The records below hold pictures; please leave those out and retype the rest exactly.

+-------+

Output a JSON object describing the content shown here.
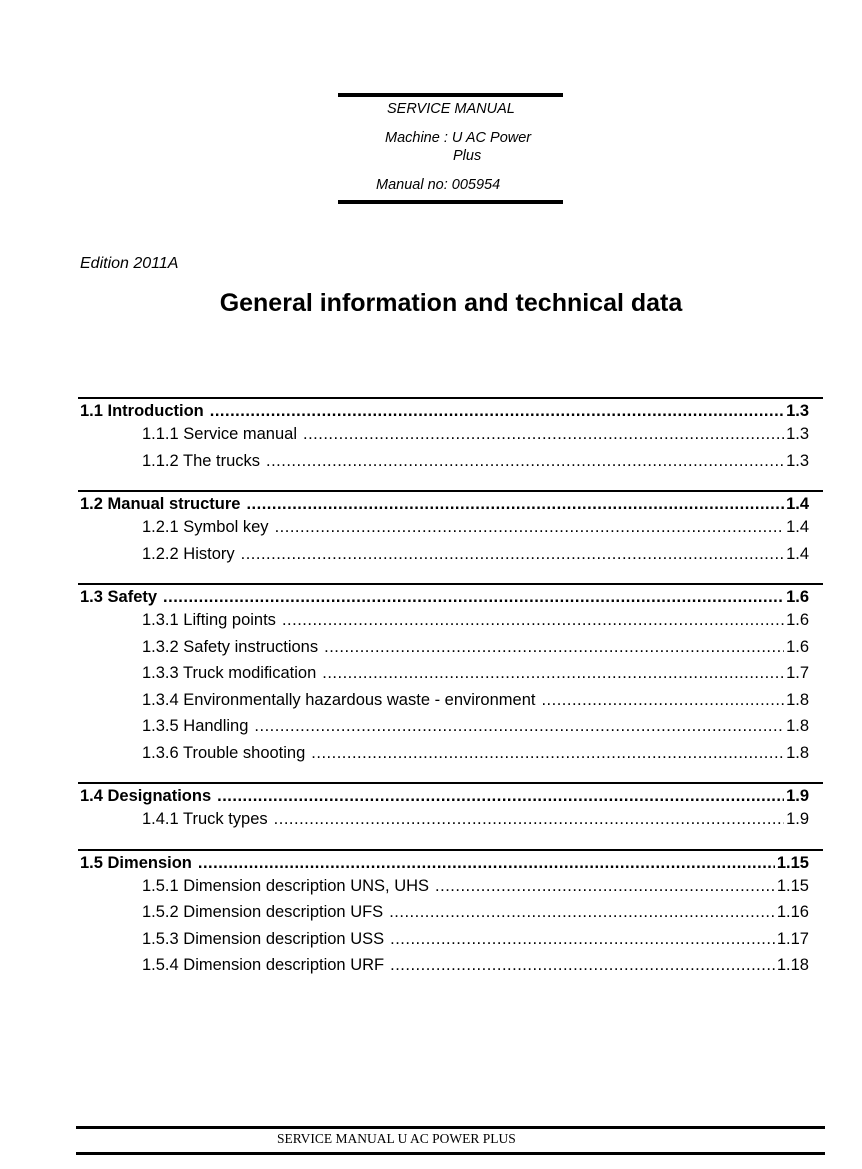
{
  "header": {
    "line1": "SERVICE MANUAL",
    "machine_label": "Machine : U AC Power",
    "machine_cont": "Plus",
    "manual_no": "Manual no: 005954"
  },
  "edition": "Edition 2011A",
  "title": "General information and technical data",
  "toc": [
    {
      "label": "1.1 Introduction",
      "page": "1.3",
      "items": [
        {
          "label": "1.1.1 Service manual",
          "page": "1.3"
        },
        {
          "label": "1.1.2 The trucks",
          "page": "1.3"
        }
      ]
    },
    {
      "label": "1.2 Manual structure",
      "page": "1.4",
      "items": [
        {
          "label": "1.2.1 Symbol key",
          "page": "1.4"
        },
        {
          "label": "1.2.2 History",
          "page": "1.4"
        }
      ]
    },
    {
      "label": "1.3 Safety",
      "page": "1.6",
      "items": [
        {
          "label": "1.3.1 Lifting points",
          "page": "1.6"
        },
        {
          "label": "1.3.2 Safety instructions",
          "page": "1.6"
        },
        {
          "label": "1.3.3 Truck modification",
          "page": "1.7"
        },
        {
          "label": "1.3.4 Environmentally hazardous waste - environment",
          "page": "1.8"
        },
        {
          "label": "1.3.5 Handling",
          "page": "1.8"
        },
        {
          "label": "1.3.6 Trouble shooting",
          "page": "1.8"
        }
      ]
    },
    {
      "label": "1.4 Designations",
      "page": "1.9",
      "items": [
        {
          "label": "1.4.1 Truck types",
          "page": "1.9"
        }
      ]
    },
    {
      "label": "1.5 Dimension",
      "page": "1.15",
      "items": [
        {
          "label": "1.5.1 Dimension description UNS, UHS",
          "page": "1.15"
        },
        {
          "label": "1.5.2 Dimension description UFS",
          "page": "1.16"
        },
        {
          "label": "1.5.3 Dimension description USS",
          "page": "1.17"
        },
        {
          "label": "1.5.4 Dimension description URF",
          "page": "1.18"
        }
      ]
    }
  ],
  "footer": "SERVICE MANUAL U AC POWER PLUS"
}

+-------+

--- Response to this task ---
Output a JSON object describing the content shown here.
{
  "header": {
    "line1": "SERVICE MANUAL",
    "machine_label": "Machine : U AC Power",
    "machine_cont": "Plus",
    "manual_no": "Manual no: 005954"
  },
  "edition": "Edition 2011A",
  "title": "General information and technical data",
  "toc": [
    {
      "label": "1.1 Introduction",
      "page": "1.3",
      "items": [
        {
          "label": "1.1.1 Service manual",
          "page": "1.3"
        },
        {
          "label": "1.1.2 The trucks",
          "page": "1.3"
        }
      ]
    },
    {
      "label": "1.2 Manual structure",
      "page": "1.4",
      "items": [
        {
          "label": "1.2.1 Symbol key",
          "page": "1.4"
        },
        {
          "label": "1.2.2 History",
          "page": "1.4"
        }
      ]
    },
    {
      "label": "1.3 Safety",
      "page": "1.6",
      "items": [
        {
          "label": "1.3.1 Lifting points",
          "page": "1.6"
        },
        {
          "label": "1.3.2 Safety instructions",
          "page": "1.6"
        },
        {
          "label": "1.3.3 Truck modification",
          "page": "1.7"
        },
        {
          "label": "1.3.4 Environmentally hazardous waste - environment",
          "page": "1.8"
        },
        {
          "label": "1.3.5 Handling",
          "page": "1.8"
        },
        {
          "label": "1.3.6 Trouble shooting",
          "page": "1.8"
        }
      ]
    },
    {
      "label": "1.4 Designations",
      "page": "1.9",
      "items": [
        {
          "label": "1.4.1 Truck types",
          "page": "1.9"
        }
      ]
    },
    {
      "label": "1.5 Dimension",
      "page": "1.15",
      "items": [
        {
          "label": "1.5.1 Dimension description UNS, UHS",
          "page": "1.15"
        },
        {
          "label": "1.5.2 Dimension description UFS",
          "page": "1.16"
        },
        {
          "label": "1.5.3 Dimension description USS",
          "page": "1.17"
        },
        {
          "label": "1.5.4 Dimension description URF",
          "page": "1.18"
        }
      ]
    }
  ],
  "footer": "SERVICE MANUAL U AC POWER PLUS"
}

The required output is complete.